"""
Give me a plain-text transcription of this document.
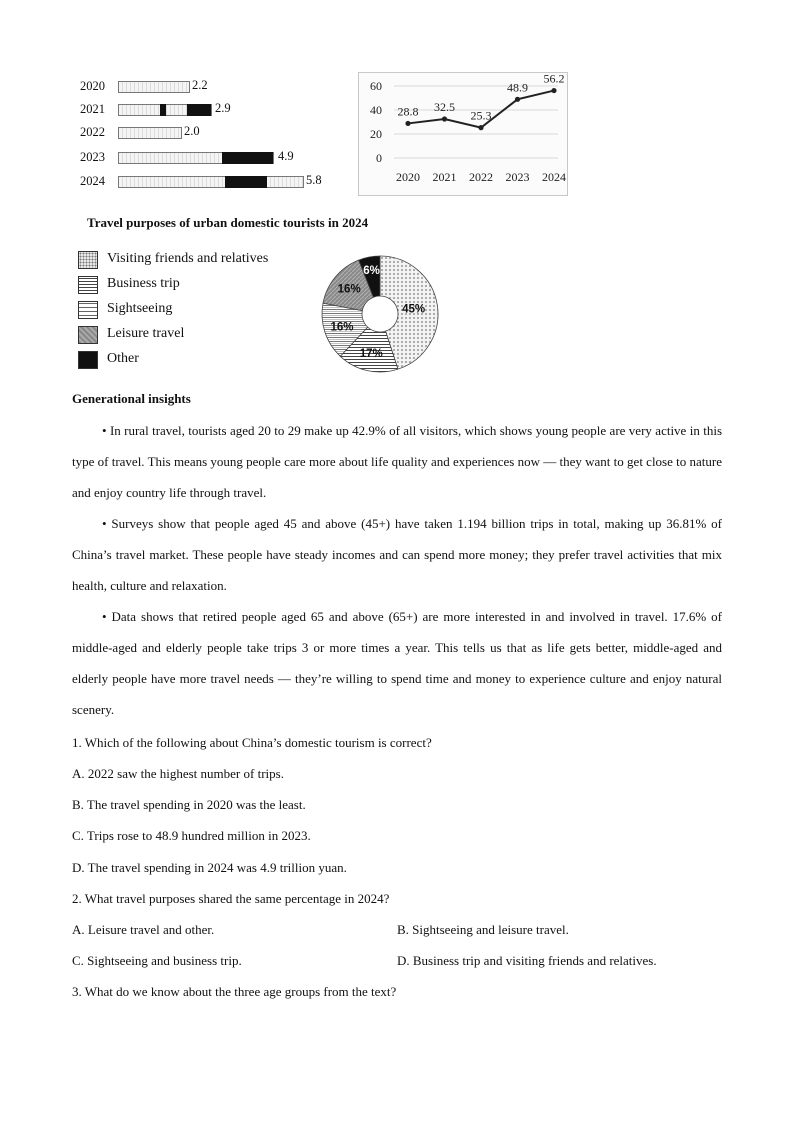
2020	2.2
2021	2.9
2022	2.0
2023	4.9
2024	5.8
0
20
40
60
2020 2021 2022 2023 2024
28.8 32.5
25.3
48.9
56.2
Travel purposes of urban domestic tourists in 2024
Visiting friends and relatives
Business trip
Sightseeing
Leisure travel
Other
45%
17%
16%
16%
6%
Generational insights
• In rural travel, tourists aged 20 to 29 make up 42.9% of all visitors, which shows young people are very active in this type of travel. This means young people care more about life quality and experiences now — they want to get close to nature and enjoy country life through travel.
• Surveys show that people aged 45 and above (45+) have taken 1.194 billion trips in total, making up 36.81% of China’s travel market. These people have steady incomes and can spend more money; they prefer travel activities that mix health, culture and relaxation.
• Data shows that retired people aged 65 and above (65+) are more interested in and involved in travel. 17.6% of middle-aged and elderly people take trips 3 or more times a year. This tells us that as life gets better, middle-aged and elderly people have more travel needs — they’re willing to spend time and money to experience culture and enjoy natural scenery.
1. Which of the following about China’s domestic tourism is correct?
A. 2022 saw the highest number of trips.
B. The travel spending in 2020 was the least.
C. Trips rose to 48.9 hundred million in 2023.
D. The travel spending in 2024 was 4.9 trillion yuan.
2. What travel purposes shared the same percentage in 2024?
A. Leisure travel and other.	B. Sightseeing and leisure travel.
C. Sightseeing and business trip.	D. Business trip and visiting friends and relatives.
3. What do we know about the three age groups from the text?
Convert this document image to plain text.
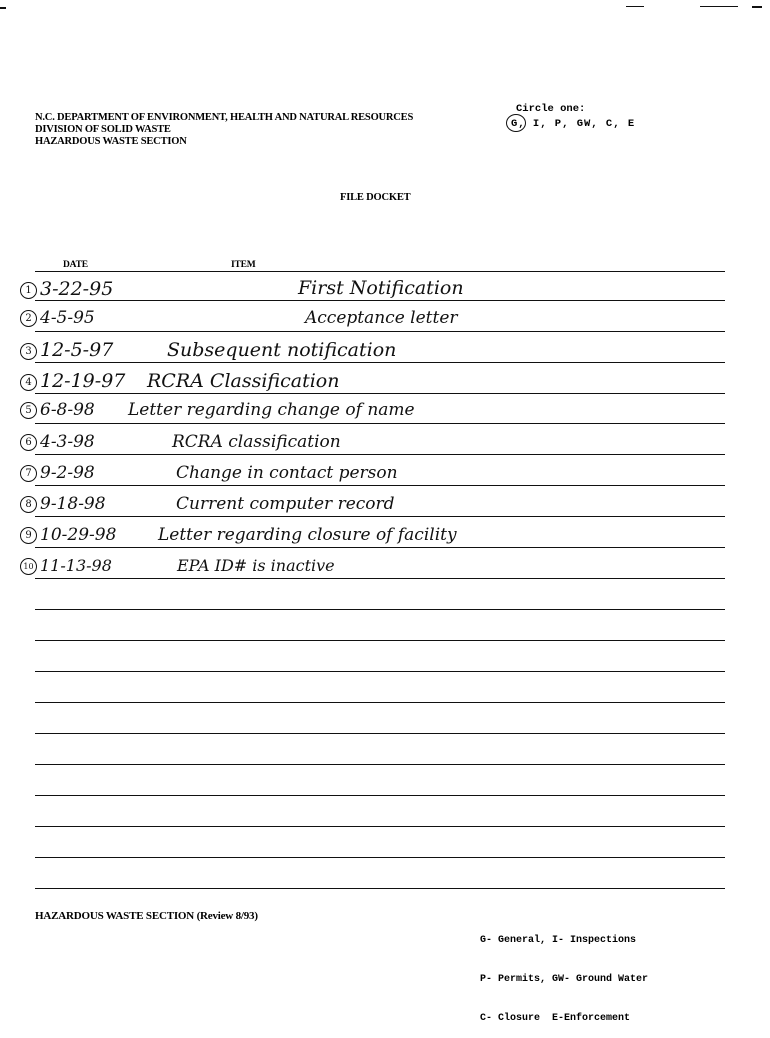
N.C. DEPARTMENT OF ENVIRONMENT, HEALTH AND NATURAL RESOURCES
DIVISION OF SOLID WASTE
HAZARDOUS WASTE SECTION
Circle one:
G, I, P, GW, C, E
FILE DOCKET
DATE	ITEM
1 3-22-95	First Notification
2 4-5-95	Acceptance letter
3 12-5-97	Subsequent notification
4 12-19-97 RCRA Classification
5 6-8-98 Letter regarding change of name
6 4-3-98	RCRA classification
7 9-2-98	Change in contact person
8 9-18-98	Current computer record
9 10-29-98 Letter regarding closure of facility
10 11-13-98	EPA ID# is inactive
HAZARDOUS WASTE SECTION (Review 8/93)

G- General, I- Inspections

P- Permits, GW- Ground Water

C- Closure  E-Enforcement
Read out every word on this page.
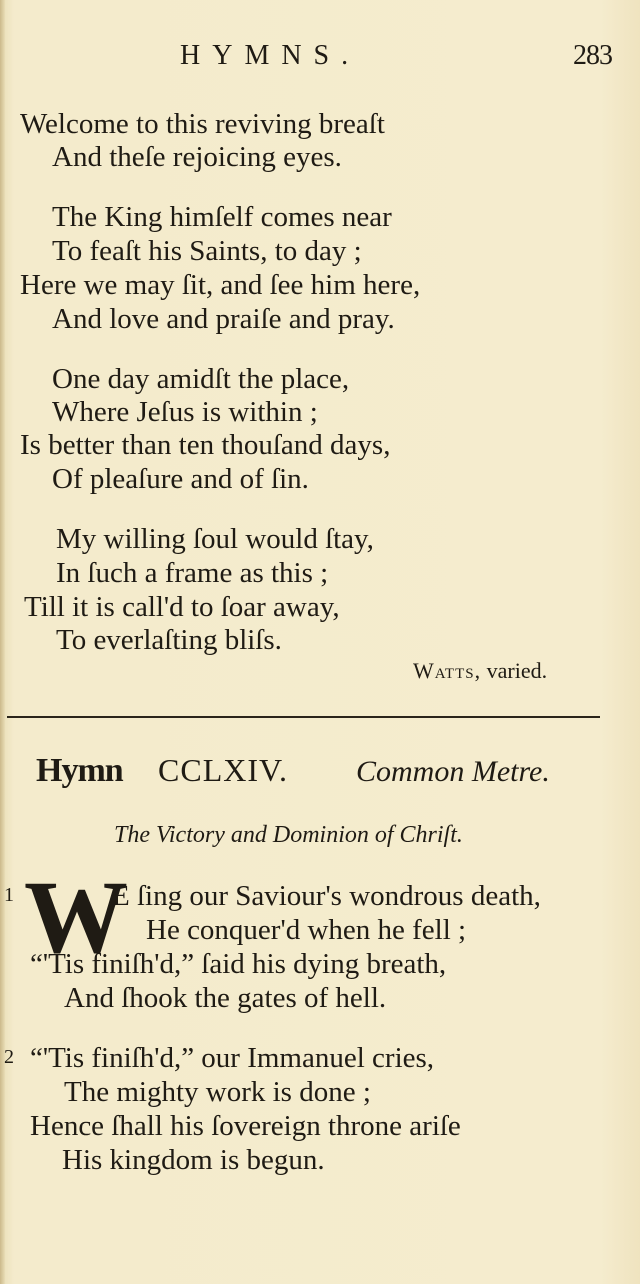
HYMNS.	283
Welcome to this reviving breaſt
And theſe rejoicing eyes.
The King himſelf comes near
To feaſt his Saints, to day ;
Here we may ſit, and ſee him here,
And love and praiſe and pray.
One day amidſt the place,
Where Jeſus is within ;
Is better than ten thouſand days,
Of pleaſure and of ſin.
My willing ſoul would ſtay,
In ſuch a frame as this ;
Till it is call'd to ſoar away,
To everlaſting bliſs.
Watts, varied.
Hymn CCLXIV. Common Metre.
The Victory and Dominion of Chriſt.
1 W
E ſing our Saviour's wondrous death,
He conquer'd when he fell ;
“'Tis finiſh'd,” ſaid his dying breath,
And ſhook the gates of hell.
2 “'Tis finiſh'd,” our Immanuel cries,
The mighty work is done ;
Hence ſhall his ſovereign throne ariſe
His kingdom is begun.
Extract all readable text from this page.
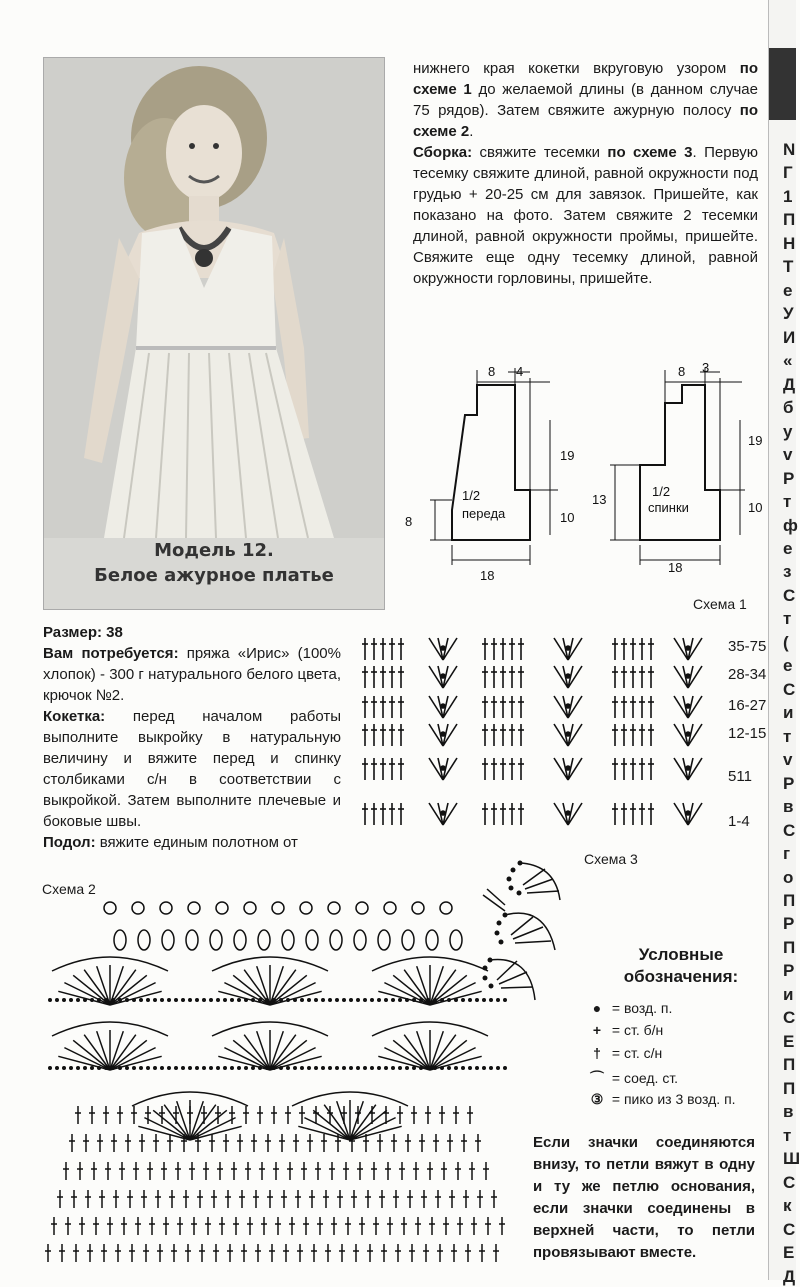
N
Г
1
П
Н
Т
е
У
И
«
Д
б
у
v
Р
т
ф
е
з
С
т
(
е
С
и
т
v
Р
в
С
г
о
П
Р
П
Р
и
С
Е
П
П
в
т
Ш
С
к
С
Е
Д
Модель 12.
Белое ажурное платье
нижнего края кокетки вкруговую узором по схеме 1 до желаемой длины (в данном случае 75 рядов). Затем свяжите ажурную полосу по схеме 2.
Сборка: свяжите тесемки по схеме 3. Первую тесемку свяжите длиной, равной окружности под грудью + 20-25 см для завязок. Пришейте, как показано на фото. Затем свяжите 2 тесемки длиной, равной окружности проймы, пришейте. Свяжите еще одну тесемку длиной, равной окружности горловины, пришейте.
1/2
переда
1/2
спинки
8 4
19
8	10
18
8 3
19
13
10
18
Схема 1
35-75
28-34
16-27
12-15
511
1-4
Размер: 38
Вам потребуется: пряжа «Ирис» (100% хлопок) - 300 г натурального белого цвета, крючок №2.
Кокетка: перед началом работы выполните выкройку в натуральную величину и вяжите перед и спинку столбиками с/н в соответствии с выкройкой. Затем выполните плечевые и боковые швы.
Подол: вяжите единым полотном от
Схема 2
Схема 3
Условные
обозначения:
● = возд. п.
+ = ст. б/н
† = ст. с/н
⌒ = соед. ст.
③ = пико из 3 возд. п.
Если значки соединяются внизу, то петли вяжут в одну и ту же петлю основания, если значки соединены в верхней части, то петли провязывают вместе.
"""
▸ Task prompt:
Your task is to report how many lines of the material include the string "HAZARDOUS". Give the number and no other words.

▸ Task result:
2